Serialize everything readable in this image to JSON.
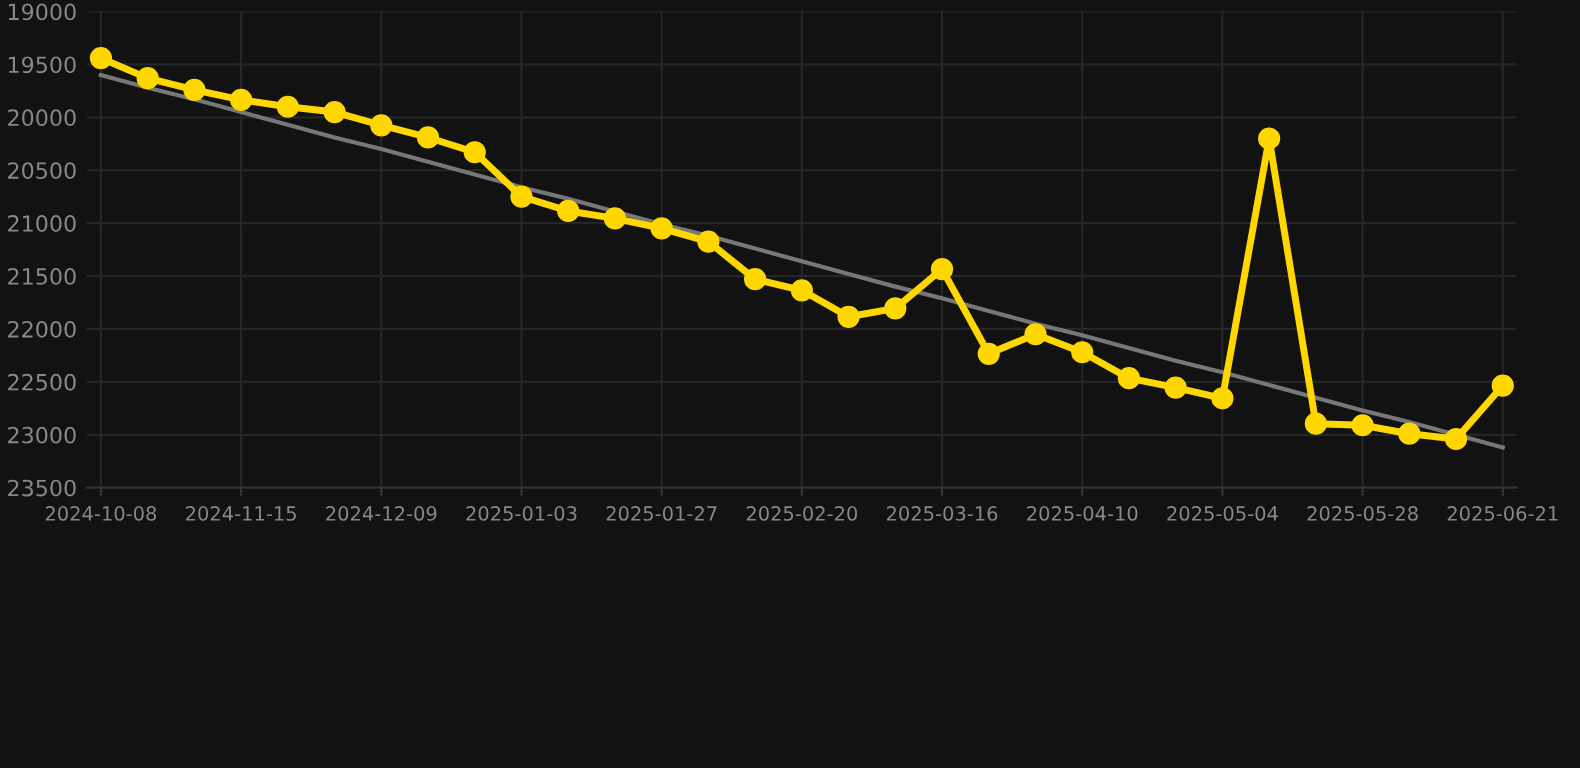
{
  "chart_data": {
    "type": "line",
    "categories": [
      "2024-10-08",
      null,
      null,
      "2024-11-15",
      null,
      null,
      "2024-12-09",
      null,
      null,
      "2025-01-03",
      null,
      null,
      "2025-01-27",
      null,
      null,
      "2025-02-20",
      null,
      null,
      "2025-03-16",
      null,
      null,
      "2025-04-10",
      null,
      null,
      "2025-05-04",
      null,
      null,
      "2025-05-28",
      null,
      null,
      "2025-06-21"
    ],
    "series": [
      {
        "color": "#ffd700",
        "marker": "circle",
        "values": [
          19440,
          19630,
          19740,
          19835,
          19900,
          19950,
          20075,
          20190,
          20330,
          20750,
          20885,
          20955,
          21050,
          21175,
          21530,
          21635,
          21885,
          21805,
          21435,
          22235,
          22050,
          22220,
          22465,
          22555,
          22655,
          20200,
          22895,
          22910,
          22990,
          23040,
          22535
        ]
      },
      {
        "color": "#777777",
        "marker": "none",
        "values": [
          19600,
          19720,
          19830,
          19950,
          20070,
          20190,
          20300,
          20420,
          20540,
          20660,
          20770,
          20890,
          21010,
          21120,
          21240,
          21360,
          21480,
          21600,
          21710,
          21830,
          21950,
          22060,
          22180,
          22300,
          22410,
          22530,
          22650,
          22770,
          22880,
          23000,
          23120
        ]
      }
    ],
    "ylim": [
      23500,
      19000
    ],
    "yticks": [
      19000,
      19500,
      20000,
      20500,
      21000,
      21500,
      22000,
      22500,
      23000,
      23500
    ],
    "grid": true
  }
}
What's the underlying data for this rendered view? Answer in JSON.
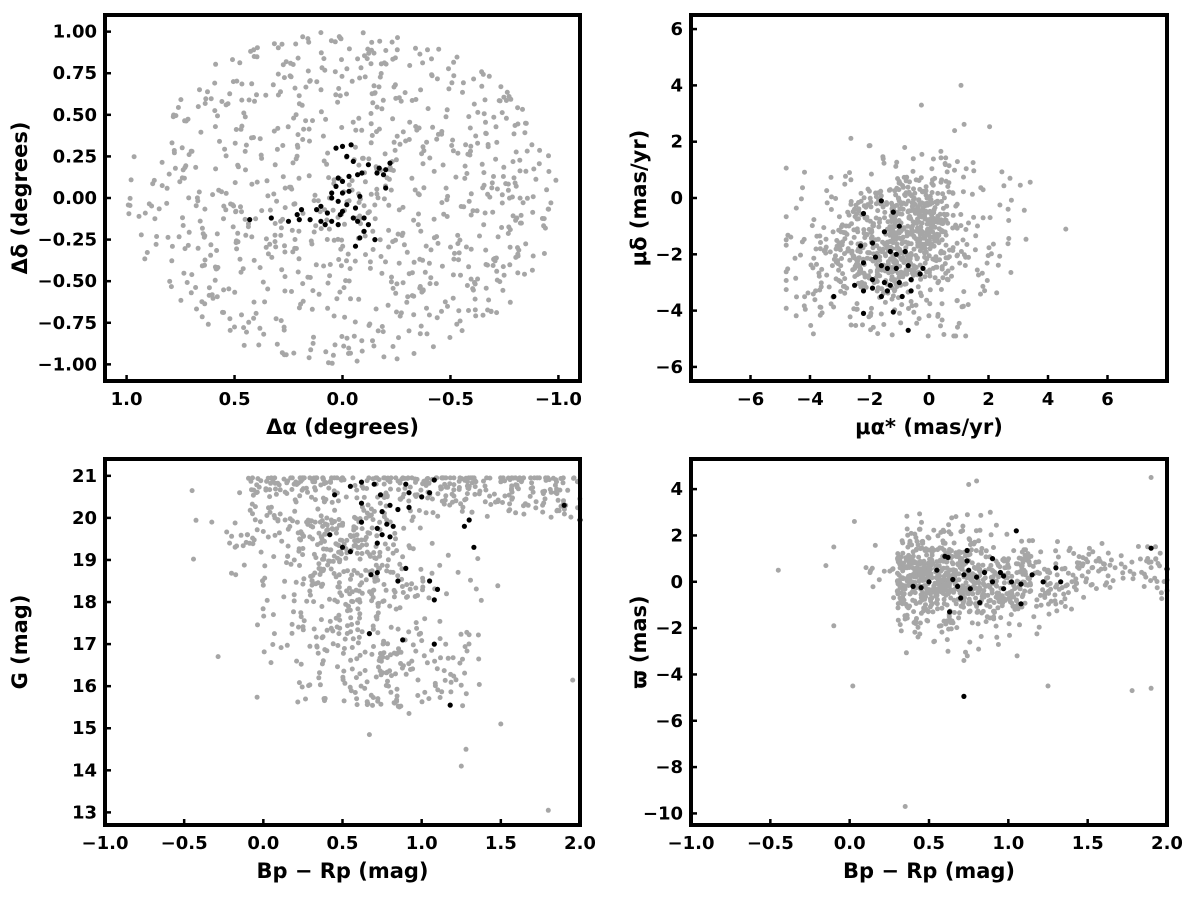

_ _ _

▶ **STATED EXERCISE**:
Without the pictures, copy the material exactly as given.

▶ **RESPONSE BELOW**:
Serialize everything readable in this image to JSON.
{
  "chart_data": {
    "type": "line",
    "categories": [
      "2024-10-08",
      null,
      null,
      "2024-11-15",
      null,
      null,
      "2024-12-09",
      null,
      null,
      "2025-01-03",
      null,
      null,
      "2025-01-27",
      null,
      null,
      "2025-02-20",
      null,
      null,
      "2025-03-16",
      null,
      null,
      "2025-04-10",
      null,
      null,
      "2025-05-04",
      null,
      null,
      "2025-05-28",
      null,
      null,
      "2025-06-21"
    ],
    "series": [
      {
        "color": "#ffd700",
        "marker": "circle",
        "values": [
          19440,
          19630,
          19740,
          19835,
          19900,
          19950,
          20075,
          20190,
          20330,
          20750,
          20885,
          20955,
          21050,
          21175,
          21530,
          21635,
          21885,
          21805,
          21435,
          22235,
          22050,
          22220,
          22465,
          22555,
          22655,
          20200,
          22895,
          22910,
          22990,
          23040,
          22535
        ]
      },
      {
        "color": "#777777",
        "marker": "none",
        "values": [
          19600,
          19720,
          19830,
          19950,
          20070,
          20190,
          20300,
          20420,
          20540,
          20660,
          20770,
          20890,
          21010,
          21120,
          21240,
          21360,
          21480,
          21600,
          21710,
          21830,
          21950,
          22060,
          22180,
          22300,
          22410,
          22530,
          22650,
          22770,
          22880,
          23000,
          23120
        ]
      }
    ],
    "ylim": [
      23500,
      19000
    ],
    "yticks": [
      19000,
      19500,
      20000,
      20500,
      21000,
      21500,
      22000,
      22500,
      23000,
      23500
    ],
    "grid": true
  }
}
What's the underlying data for this rendered view? Answer in JSON.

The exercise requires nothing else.